Records from a data source:
· · ·

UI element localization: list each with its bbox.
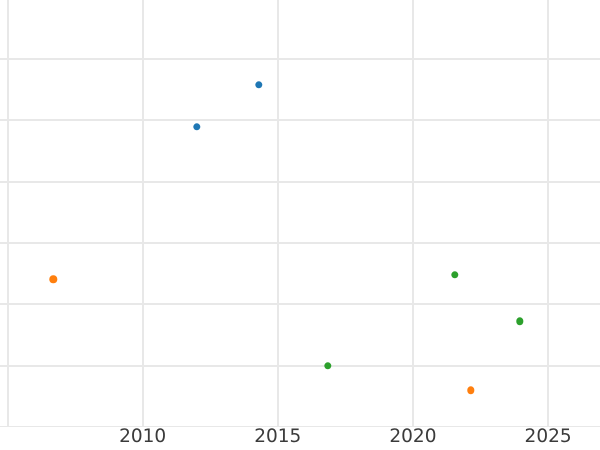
x-tick-label: 2015 [254, 426, 302, 447]
gridline-horizontal [0, 180, 600, 183]
gridline-horizontal [0, 426, 600, 427]
x-tick-label: 2010 [119, 426, 167, 447]
gridline-horizontal [0, 364, 600, 367]
gridline-horizontal [0, 57, 600, 60]
gridline-horizontal [0, 119, 600, 122]
scatter-point-green [324, 361, 332, 370]
gridline-horizontal [0, 303, 600, 306]
gridline-vertical [141, 0, 144, 427]
gridline-horizontal [0, 241, 600, 244]
gridline-vertical [276, 0, 279, 427]
scatter-point-orange [49, 275, 58, 283]
x-tick-label: 2025 [524, 426, 572, 447]
scatter-point-blue [255, 80, 263, 89]
gridline-vertical [547, 0, 550, 427]
scatter-point-blue [193, 123, 201, 131]
plot-area [0, 0, 600, 427]
scatter-point-orange [467, 386, 475, 394]
x-tick-label: 2020 [389, 426, 437, 447]
scatter-point-green [516, 317, 524, 326]
gridline-vertical [6, 0, 9, 427]
gridline-vertical [411, 0, 414, 427]
scatter-point-green [451, 271, 459, 279]
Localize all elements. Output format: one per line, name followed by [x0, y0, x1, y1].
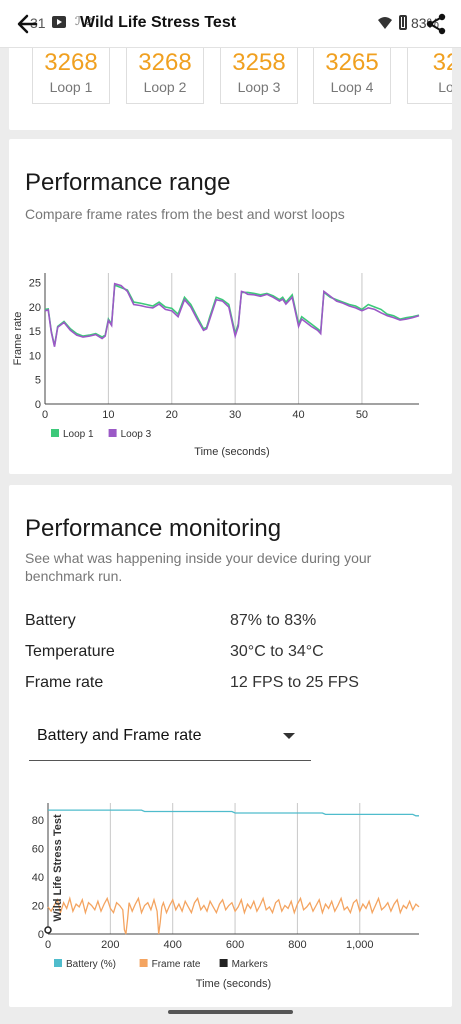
y-tick-label: 60 — [32, 844, 44, 856]
frame-rate-value: 12 FPS to 25 FPS — [230, 674, 359, 691]
series-line-loop-1 — [44, 283, 420, 346]
performance-range-title: Performance range — [25, 169, 231, 196]
loop-score-tile[interactable]: 3265 Loop 4 — [313, 38, 391, 104]
legend-swatch — [51, 429, 59, 437]
performance-monitoring-title: Performance monitoring — [25, 515, 282, 542]
x-tick-label: 800 — [288, 939, 306, 951]
loop-score: 3268 — [138, 49, 192, 76]
battery-icon — [399, 15, 407, 30]
status-extra-icons: ℐ ⊘ — [75, 14, 95, 28]
app-bar: 31 ℐ ⊘ Wild Life Stress Test 83% — [0, 0, 461, 48]
x-tick-label: 0 — [45, 939, 51, 951]
marker-point — [44, 926, 52, 934]
x-tick-label: 1,000 — [346, 939, 374, 951]
y-tick-label: 20 — [29, 302, 41, 314]
performance-monitoring-card: Performance monitoring See what was happ… — [9, 485, 452, 1007]
x-tick-label: 40 — [292, 409, 304, 421]
series-line-battery- — [48, 809, 419, 817]
x-tick-label: 30 — [229, 409, 241, 421]
y-tick-label: 15 — [29, 326, 41, 338]
battery-value: 87% to 83% — [230, 612, 317, 629]
loop-label: Loop 2 — [143, 79, 187, 95]
legend-label: Markers — [232, 959, 268, 970]
loop-score: 3268 — [44, 49, 98, 76]
back-arrow-icon[interactable] — [14, 10, 42, 38]
loop-score: 3258 — [232, 49, 286, 76]
loop-score-tile[interactable]: 32 Lo — [407, 38, 452, 104]
loop-label: Loop 3 — [237, 79, 281, 95]
legend-label: Battery (%) — [66, 959, 116, 970]
x-tick-label: 400 — [164, 939, 182, 951]
x-tick-label: 200 — [101, 939, 119, 951]
temperature-label: Temperature — [25, 643, 115, 660]
battery-label: Battery — [25, 612, 76, 629]
y-tick-label: 0 — [38, 929, 44, 941]
performance-range-card: Performance range Compare frame rates fr… — [9, 139, 452, 474]
performance-range-subtitle: Compare frame rates from the best and wo… — [25, 206, 345, 222]
loop-score: 32 — [432, 49, 452, 76]
legend-label: Loop 1 — [63, 429, 94, 440]
marker-label: Wild Life Stress Test — [52, 814, 64, 922]
legend-swatch — [108, 429, 117, 437]
series-line-frame-rate — [47, 895, 420, 935]
dropdown-selected-value: Battery and Frame rate — [37, 727, 202, 744]
x-tick-label: 20 — [166, 409, 178, 421]
x-tick-label: 0 — [42, 409, 48, 421]
frame-rate-label: Frame rate — [25, 674, 104, 691]
y-tick-label: 10 — [29, 350, 41, 362]
y-axis-label: Frame rate — [12, 312, 24, 366]
x-axis-label: Time (seconds) — [194, 446, 269, 458]
legend-swatch — [54, 959, 62, 967]
x-tick-label: 10 — [102, 409, 114, 421]
wifi-icon — [378, 17, 392, 29]
temperature-value: 30°C to 34°C — [230, 643, 324, 660]
legend-label: Frame rate — [152, 959, 201, 970]
loop-score-tile[interactable]: 3268 Loop 1 — [32, 38, 110, 104]
y-tick-label: 0 — [35, 399, 41, 411]
status-time: 31 — [30, 15, 46, 31]
y-tick-label: 25 — [29, 278, 41, 290]
loop-score: 3265 — [325, 49, 379, 76]
battery-percentage: 83% — [411, 15, 440, 31]
loop-score-tile[interactable]: 3268 Loop 2 — [126, 38, 204, 104]
y-tick-label: 5 — [35, 375, 41, 387]
x-tick-label: 50 — [356, 409, 368, 421]
video-icon — [52, 16, 66, 28]
chart-type-dropdown[interactable]: Battery and Frame rate — [29, 713, 311, 761]
gesture-nav-handle[interactable] — [168, 1010, 293, 1014]
y-tick-label: 20 — [32, 901, 44, 913]
caret-down-icon — [283, 733, 295, 739]
y-tick-label: 40 — [32, 872, 44, 884]
page-title: Wild Life Stress Test — [80, 14, 237, 31]
y-tick-label: 80 — [32, 815, 44, 827]
loop-label: Lo — [438, 79, 452, 95]
loop-label: Loop 1 — [49, 79, 93, 95]
share-icon[interactable] — [424, 12, 448, 36]
battery-frame-rate-chart: 0 200 400 600 800 1,000 0 20 40 60 80 Time (seconds… — [32, 803, 420, 990]
legend-swatch — [219, 959, 228, 967]
x-axis-label: Time (seconds) — [196, 978, 271, 990]
loop-score-tile[interactable]: 3258 Loop 3 — [220, 38, 298, 104]
loop-label: Loop 4 — [330, 79, 374, 95]
performance-monitoring-subtitle: See what was happening inside your devic… — [25, 550, 372, 584]
frame-rate-chart: 0 10 20 30 40 50 0 5 10 15 20 25 Time (seconds) Frame… — [12, 273, 420, 458]
legend-swatch — [139, 959, 148, 967]
legend-label: Loop 3 — [121, 429, 152, 440]
series-line-loop-3 — [44, 282, 420, 347]
x-tick-label: 600 — [226, 939, 244, 951]
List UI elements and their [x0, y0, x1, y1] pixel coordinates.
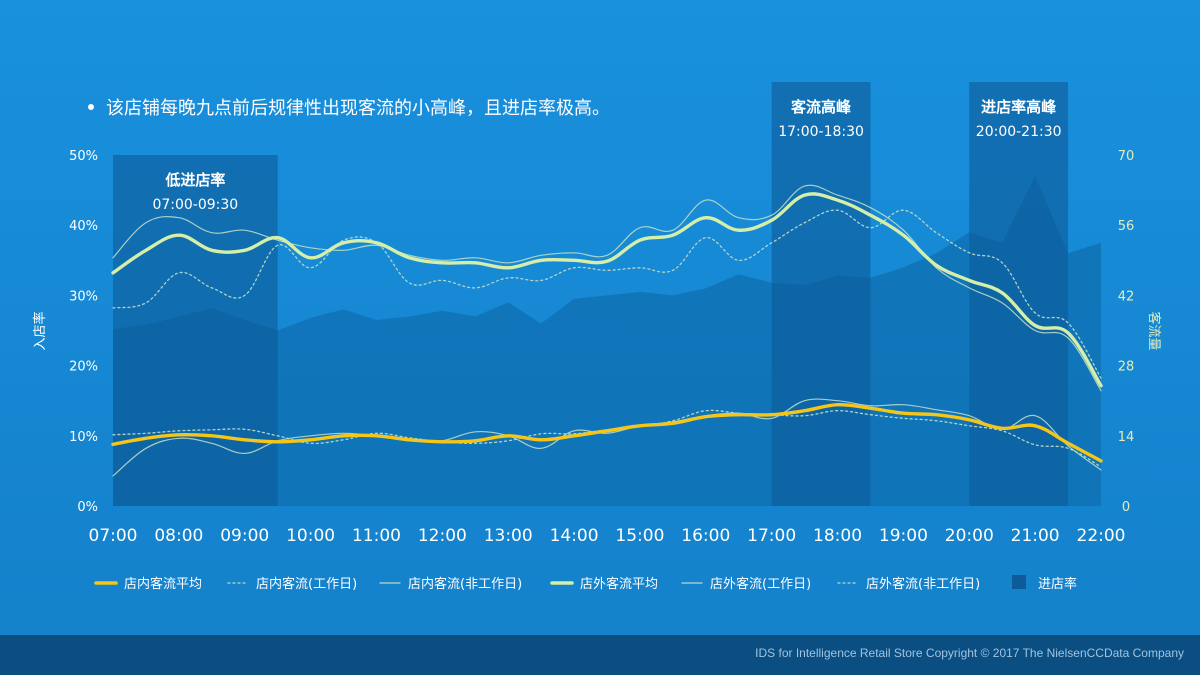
highlight-band-1 — [113, 155, 278, 506]
x-tick-label: 20:00 — [945, 526, 994, 546]
left-tick-label: 0% — [77, 500, 98, 515]
series-line-2 — [112, 409, 1102, 468]
band-time-1: 07:00-09:30 — [152, 197, 238, 213]
band-title-1: 低进店率 — [164, 171, 225, 189]
band-time-3: 20:00-21:30 — [976, 124, 1062, 140]
band-time-2: 17:00-18:30 — [778, 124, 864, 140]
headline-text: 该店铺每晚九点前后规律性出现客流的小高峰，且进店率极高。 — [106, 98, 610, 119]
x-tick-label: 18:00 — [813, 526, 862, 546]
highlight-band-3 — [969, 82, 1069, 506]
x-tick-label: 10:00 — [286, 526, 335, 546]
headline-bullet: 该店铺每晚九点前后规律性出现客流的小高峰，且进店率极高。 — [88, 94, 610, 120]
legend-swatch-entry-rate — [1012, 575, 1026, 589]
right-tick-label: 42 — [1118, 289, 1135, 304]
x-tick-label: 08:00 — [154, 526, 203, 546]
series-line-1 — [111, 402, 1103, 463]
x-tick-label: 15:00 — [615, 526, 664, 546]
legend-label-3: 店内客流(非工作日) — [408, 576, 522, 592]
right-tick-label: 0 — [1122, 500, 1130, 515]
right-tick-label: 28 — [1118, 360, 1135, 375]
x-tick-label: 09:00 — [220, 526, 269, 546]
bullet-dot-icon — [88, 104, 94, 110]
x-tick-label: 16:00 — [681, 526, 730, 546]
left-tick-label: 10% — [69, 430, 98, 445]
legend-label-2: 店内客流(工作日) — [256, 576, 357, 592]
footer-bar: IDS for Intelligence Retail Store Copyri… — [0, 635, 1200, 675]
x-tick-label: 19:00 — [879, 526, 928, 546]
legend-label-5: 店外客流(工作日) — [710, 576, 811, 592]
x-tick-label: 11:00 — [352, 526, 401, 546]
x-tick-label: 13:00 — [484, 526, 533, 546]
highlight-band-2 — [771, 82, 871, 506]
left-tick-label: 20% — [69, 360, 98, 375]
right-axis-title: 客流量 — [1146, 311, 1162, 350]
left-tick-label: 50% — [69, 149, 98, 164]
legend-label-0: 进店率 — [1038, 576, 1077, 592]
right-tick-label: 70 — [1118, 149, 1135, 164]
series-line-4 — [111, 192, 1103, 388]
left-axis-title: 入店率 — [32, 311, 48, 350]
series-line-5 — [112, 184, 1102, 392]
x-tick-label: 21:00 — [1011, 526, 1060, 546]
x-tick-label: 14:00 — [550, 526, 599, 546]
x-tick-label: 22:00 — [1077, 526, 1126, 546]
band-title-3: 进店率高峰 — [981, 98, 1057, 116]
right-tick-label: 14 — [1118, 430, 1135, 445]
footer-copyright: IDS for Intelligence Retail Store Copyri… — [755, 646, 1184, 660]
right-tick-label: 56 — [1118, 219, 1135, 234]
legend-label-4: 店外客流平均 — [580, 576, 658, 592]
x-tick-label: 07:00 — [89, 526, 138, 546]
x-tick-label: 17:00 — [747, 526, 796, 546]
x-tick-label: 12:00 — [418, 526, 467, 546]
left-tick-label: 30% — [69, 289, 98, 304]
band-title-2: 客流高峰 — [790, 98, 852, 116]
series-line-6 — [112, 209, 1102, 379]
legend-label-1: 店内客流平均 — [124, 576, 202, 592]
left-tick-label: 40% — [69, 219, 98, 234]
legend-label-6: 店外客流(非工作日) — [866, 576, 980, 592]
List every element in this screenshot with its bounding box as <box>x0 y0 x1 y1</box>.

· · ·

→ **Brief**
Quote the stretch of records above from the line containing "highlight-band-1 — [113, 155, 278, 506]" through the line containing "band-time-2: 17:00-18:30 —", reproducing each line without alteration.

→ **Complete answer**
highlight-band-1 — [113, 155, 278, 506]
x-tick-label: 20:00 — [945, 526, 994, 546]
left-tick-label: 0% — [77, 500, 98, 515]
series-line-2 — [112, 409, 1102, 468]
band-time-1: 07:00-09:30 — [152, 197, 238, 213]
band-title-1: 低进店率 — [164, 171, 225, 189]
band-time-3: 20:00-21:30 — [976, 124, 1062, 140]
band-time-2: 17:00-18:30 — [778, 124, 864, 140]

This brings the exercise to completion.